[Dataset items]
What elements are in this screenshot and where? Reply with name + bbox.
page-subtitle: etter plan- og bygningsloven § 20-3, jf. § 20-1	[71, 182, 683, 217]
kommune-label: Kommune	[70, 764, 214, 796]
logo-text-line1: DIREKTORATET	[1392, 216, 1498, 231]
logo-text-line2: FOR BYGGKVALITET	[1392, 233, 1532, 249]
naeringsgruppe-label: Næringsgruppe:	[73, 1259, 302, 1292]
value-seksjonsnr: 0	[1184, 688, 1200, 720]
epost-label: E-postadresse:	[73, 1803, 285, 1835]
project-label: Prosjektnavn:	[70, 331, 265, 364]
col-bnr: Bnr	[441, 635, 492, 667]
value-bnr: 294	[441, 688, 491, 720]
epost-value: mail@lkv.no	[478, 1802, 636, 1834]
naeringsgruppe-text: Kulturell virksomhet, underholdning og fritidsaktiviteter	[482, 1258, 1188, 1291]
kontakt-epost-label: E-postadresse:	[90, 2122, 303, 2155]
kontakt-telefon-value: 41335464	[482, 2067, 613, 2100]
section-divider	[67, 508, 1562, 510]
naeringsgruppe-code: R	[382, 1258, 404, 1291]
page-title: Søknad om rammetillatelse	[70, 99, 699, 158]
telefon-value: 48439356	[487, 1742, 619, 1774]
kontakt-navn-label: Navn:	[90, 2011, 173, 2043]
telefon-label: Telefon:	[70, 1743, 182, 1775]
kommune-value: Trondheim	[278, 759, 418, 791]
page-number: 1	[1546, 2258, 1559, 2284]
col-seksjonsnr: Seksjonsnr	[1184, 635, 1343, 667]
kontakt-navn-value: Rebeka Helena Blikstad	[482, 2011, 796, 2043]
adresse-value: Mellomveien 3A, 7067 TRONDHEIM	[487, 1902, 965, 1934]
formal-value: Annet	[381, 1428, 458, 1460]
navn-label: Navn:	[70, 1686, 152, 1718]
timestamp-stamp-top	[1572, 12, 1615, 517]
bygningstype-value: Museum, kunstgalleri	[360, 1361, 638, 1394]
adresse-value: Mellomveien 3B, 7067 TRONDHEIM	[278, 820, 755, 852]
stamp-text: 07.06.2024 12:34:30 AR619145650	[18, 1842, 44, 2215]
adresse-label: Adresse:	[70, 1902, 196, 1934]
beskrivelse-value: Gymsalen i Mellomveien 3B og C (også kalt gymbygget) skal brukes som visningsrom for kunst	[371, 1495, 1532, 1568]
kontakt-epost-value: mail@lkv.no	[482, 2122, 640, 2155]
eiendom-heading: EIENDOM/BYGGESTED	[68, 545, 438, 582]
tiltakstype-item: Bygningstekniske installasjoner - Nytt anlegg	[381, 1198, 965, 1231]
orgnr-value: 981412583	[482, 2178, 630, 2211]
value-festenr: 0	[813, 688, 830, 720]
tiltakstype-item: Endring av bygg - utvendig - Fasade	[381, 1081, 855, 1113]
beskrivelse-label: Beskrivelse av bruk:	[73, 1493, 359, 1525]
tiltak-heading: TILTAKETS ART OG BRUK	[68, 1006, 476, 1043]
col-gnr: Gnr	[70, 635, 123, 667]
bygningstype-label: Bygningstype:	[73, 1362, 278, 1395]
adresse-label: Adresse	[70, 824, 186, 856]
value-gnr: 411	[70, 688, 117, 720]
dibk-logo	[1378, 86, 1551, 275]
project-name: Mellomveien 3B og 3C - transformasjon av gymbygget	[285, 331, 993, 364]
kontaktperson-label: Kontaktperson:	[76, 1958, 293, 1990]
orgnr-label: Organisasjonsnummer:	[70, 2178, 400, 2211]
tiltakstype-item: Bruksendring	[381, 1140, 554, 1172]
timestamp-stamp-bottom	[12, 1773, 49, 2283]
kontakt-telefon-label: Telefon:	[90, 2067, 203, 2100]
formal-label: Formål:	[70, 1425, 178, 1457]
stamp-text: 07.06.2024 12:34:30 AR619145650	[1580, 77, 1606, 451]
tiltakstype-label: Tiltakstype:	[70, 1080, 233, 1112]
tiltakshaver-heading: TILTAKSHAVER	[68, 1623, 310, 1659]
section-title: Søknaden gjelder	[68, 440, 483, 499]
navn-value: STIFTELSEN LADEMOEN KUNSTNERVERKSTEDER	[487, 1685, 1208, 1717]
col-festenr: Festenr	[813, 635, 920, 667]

**The exercise**
Replace "bbox" with "bounding box" in the data from the first line through the line that contains "688, 1200, 720]", and give those lines again with nothing else changed.

**Response below**
What elements are in this screenshot and where? Reply with name + bounding box.
page-subtitle: etter plan- og bygningsloven § 20-3, jf. § 20-1	[71, 182, 683, 217]
kommune-label: Kommune	[70, 764, 214, 796]
logo-text-line1: DIREKTORATET	[1392, 216, 1498, 231]
logo-text-line2: FOR BYGGKVALITET	[1392, 233, 1532, 249]
naeringsgruppe-label: Næringsgruppe:	[73, 1259, 302, 1292]
value-seksjonsnr: 0	[1184, 688, 1200, 720]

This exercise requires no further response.